*** Opening of Given passage ***
To robot or not to robot — how community hospitals can get the best robot-assisted surgery without breaking the bank


The rise of robot-assisted laparoscopic surgery is putting pressure on small hospitals to fall in line with the mounting trend to compete and retain surgical patients in an increasingly consumer-centric healthcare environment.

Surgical robots offer more dexterity than traditional laparoscopic instrumentation and provide surgeons with 3-D, high-resolution visuals capable of magnifying the surgical site. The technology facilitates the performance of minimally invasive procedures and has been heralded by some experts as the most significant technologic advancement in the surgical field in decades, according to a 2017 report from U.S. News & World Report.

The implementation of this technology has increased substantially over the last 10 years. In a 2017 study, researchers at Stanford (Calif.) University School of Medicine analyzed data on kidney removal procedures compiled by 416 hospitals from 2003 to 2015. In 2003, just 1.5 percent of these procedures were robot assisted. By 2015, the percentage of robot-assisted procedures increased to 27 percent.

While robot-assisted laparoscopic surgery seems positioned for further adoption in coming years, the equipment carries a hefty price tag in the millions. Such an investment can prove fiscally challenging for smaller community hospitals without the financial clout of large academic medical centers.

During a Feb. 28 webinar sponsored by Olympus and hosted by Becker's Hospital Review, Kent Bowden, DO, general surgeon with Munson Healthcare Cadillac (Mich.) Hospital, discussed his organization's experience when assessing the value of a robot-assisted laparoscopic system implementation at a 47-bed community hospital with a $32 million annual operating room budget.

Find the sweet spot

To determine whether to implement a robotic-assisted surgery program at Cadillac Hospital, leadership hired an independent consulting firm for guidance. After a months-long analysis, the firm came back with a list of recommendations to maximize the value of implementing a Da Vinci robotic system. The list included reducing readmissions and surgical site infections, limiting the number of instruments used per surgery and reducing the hospital's cut-to-close times. The consulting firm determined that achieving these improvements would make the hospital quality and price competitive for patients seeking laparoscopic procedures, thereby improving the hospital's payer mix.

Hospital leadership found the consulting firm's recommendations comparable to the goals of most surgical quality improvement initiatives — but were unconvinced the Da Vinci model was best suited to their needs. The hospital needed a high-functioning, high-value product that would create a surgery services "sweet spot" where surgical teams could leverage new technology to achieve optimal outcomes at minimal costs.

"We wanted to be able to reach some of the dexterity and some of the mobility that you have with Da Vinci, but we wanted to do it at a cost that was more in line with [traditional] laparoscopy," said Dr. Bowden during the webinar.

While traditional laparoscopic equipment comes at a low cost, it also has limited function and dexterity compared to robotic-surgical solutions. However, products like Olympus' ENDOEYE FLEX 3D camera system and FlexDex, a minimally invasive surgical tool that allows for wristed-laparoscopy, can deliver a comparable experience to robotic-assisted surgery. When used dually, the products grant surgeons improved mobility and depth perception compared to traditional laparoscopy equipment — at a lower cost than the latest robotic tools.
*** Close of Given passage ***
*** Opening of Dataset ***
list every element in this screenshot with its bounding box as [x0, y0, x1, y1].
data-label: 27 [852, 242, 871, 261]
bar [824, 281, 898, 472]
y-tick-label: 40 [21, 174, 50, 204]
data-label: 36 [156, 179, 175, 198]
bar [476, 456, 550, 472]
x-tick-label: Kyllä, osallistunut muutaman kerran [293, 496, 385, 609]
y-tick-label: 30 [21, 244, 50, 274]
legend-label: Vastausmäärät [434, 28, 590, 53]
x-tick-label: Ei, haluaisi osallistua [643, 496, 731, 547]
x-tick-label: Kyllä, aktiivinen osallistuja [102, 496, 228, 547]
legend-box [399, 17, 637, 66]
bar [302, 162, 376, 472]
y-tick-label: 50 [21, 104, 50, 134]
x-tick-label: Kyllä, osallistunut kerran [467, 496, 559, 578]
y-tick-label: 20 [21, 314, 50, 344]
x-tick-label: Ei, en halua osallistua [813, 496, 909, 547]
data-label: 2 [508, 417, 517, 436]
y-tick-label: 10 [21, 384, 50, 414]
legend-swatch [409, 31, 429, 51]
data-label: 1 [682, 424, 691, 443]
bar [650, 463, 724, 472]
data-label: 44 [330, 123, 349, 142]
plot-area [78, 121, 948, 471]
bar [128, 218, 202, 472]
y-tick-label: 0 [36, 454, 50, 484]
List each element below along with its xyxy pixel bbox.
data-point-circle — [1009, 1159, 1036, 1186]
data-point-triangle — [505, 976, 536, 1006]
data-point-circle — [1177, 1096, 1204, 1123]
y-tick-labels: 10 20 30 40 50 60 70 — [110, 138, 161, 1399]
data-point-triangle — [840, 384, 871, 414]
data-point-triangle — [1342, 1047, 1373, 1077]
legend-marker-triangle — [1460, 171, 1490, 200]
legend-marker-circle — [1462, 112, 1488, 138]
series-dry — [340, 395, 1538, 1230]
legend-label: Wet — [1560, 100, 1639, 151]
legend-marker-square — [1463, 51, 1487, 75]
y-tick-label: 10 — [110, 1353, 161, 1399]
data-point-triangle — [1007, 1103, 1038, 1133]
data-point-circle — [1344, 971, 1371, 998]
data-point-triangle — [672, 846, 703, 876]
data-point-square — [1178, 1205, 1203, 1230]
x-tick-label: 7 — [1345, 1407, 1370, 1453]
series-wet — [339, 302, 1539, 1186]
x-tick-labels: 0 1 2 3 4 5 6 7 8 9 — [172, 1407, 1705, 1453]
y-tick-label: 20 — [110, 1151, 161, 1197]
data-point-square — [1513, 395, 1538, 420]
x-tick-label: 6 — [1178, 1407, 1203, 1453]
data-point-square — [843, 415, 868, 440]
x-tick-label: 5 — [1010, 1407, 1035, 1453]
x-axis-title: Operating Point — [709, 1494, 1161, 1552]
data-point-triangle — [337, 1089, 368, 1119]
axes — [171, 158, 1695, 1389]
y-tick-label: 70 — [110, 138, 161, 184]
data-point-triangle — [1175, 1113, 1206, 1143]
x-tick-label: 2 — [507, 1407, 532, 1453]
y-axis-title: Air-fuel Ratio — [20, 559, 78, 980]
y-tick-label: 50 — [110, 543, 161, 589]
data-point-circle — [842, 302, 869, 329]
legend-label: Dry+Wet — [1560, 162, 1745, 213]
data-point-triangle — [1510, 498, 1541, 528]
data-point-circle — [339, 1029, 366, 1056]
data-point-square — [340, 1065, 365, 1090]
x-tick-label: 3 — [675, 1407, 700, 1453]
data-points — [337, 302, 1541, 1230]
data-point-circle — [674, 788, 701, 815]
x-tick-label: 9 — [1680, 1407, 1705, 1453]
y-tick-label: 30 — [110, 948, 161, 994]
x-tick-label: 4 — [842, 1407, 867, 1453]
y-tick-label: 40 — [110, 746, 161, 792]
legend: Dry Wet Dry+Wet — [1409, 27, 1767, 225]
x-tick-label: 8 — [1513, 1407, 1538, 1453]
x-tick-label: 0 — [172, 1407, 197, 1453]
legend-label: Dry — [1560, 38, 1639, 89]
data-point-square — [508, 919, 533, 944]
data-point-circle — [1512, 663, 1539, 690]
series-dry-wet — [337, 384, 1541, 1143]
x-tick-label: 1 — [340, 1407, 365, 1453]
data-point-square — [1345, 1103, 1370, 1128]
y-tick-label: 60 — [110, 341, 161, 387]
*** Close of Dataset ***
• [Work item]: Continue the article on robot-assisted surgery at community hospitals from the point where it stops. The rows can be set aside; they play no part in what comes next.

• [Exercise result]:
"When we looked at FlexDex, we basically found that with the cost we were paying for different things such as tackers, endo-stitches and endo-stich reloads … FlexDex would be essentially cost-neutral but would give me the tactile ability to emulate what is being done on the Da Vinci platforms," Dr. Bowden said.

The hospital opted to implement FlexDex. Dr. Bowden said the equipment and an altered suture supply better suited for the technology allowed him to have "better fixation," treat large inguinal hernias and accomplish "better peritoneal closure[s]."

A low-maintenance timesaver

With both the FlexDex and ENDOEYE FLEX 3D in play, Dr. Bowden reduced his time in the operating room by about 18 percent. The time savings is significant, as each hour in the OR at Cadillac Hospital amounts to about $5,000 in overhead costs. When surgeries exceed an hour, each extra minute is associated with an average cost of $289. 

For turnover times to remain low, surgeons must maximize the utility of their time in the OR when it is fully staffed. The combined use of ENDOEYE FLEX 3D and FlexDex permitted Dr. Bowden to achieve strong success in this regard by enhancing his surgical efficiency and precision.

Additionally, the equipment does not require the annual maintenance costs related to computerized robotics, which can range from $150,000 to $175,000. Also, the devices do not require annual or biannual software updates or special staffing requirements.

"The beauty of the FlexDex is you are the computer," Dr. Bowden said. "There are no special staffing requirements when adding these new technologies. We didn't have to send anyone out to do any training."

Additionally, Dr. Bowden lauded the independence granted to surgeons with the FlexDex as perhaps one the most significant benefits of the equipment.

"If I was on-call … and I needed to use [3D and FlexDex] in the middle of the night, I don't have to call in the robotics team, I don't have to open the robotics room, I don't have to do anything different," Dr. Bowden said.

To view the webinar, click here.

To view the webinar slides, click here.

To view past webinars, click here.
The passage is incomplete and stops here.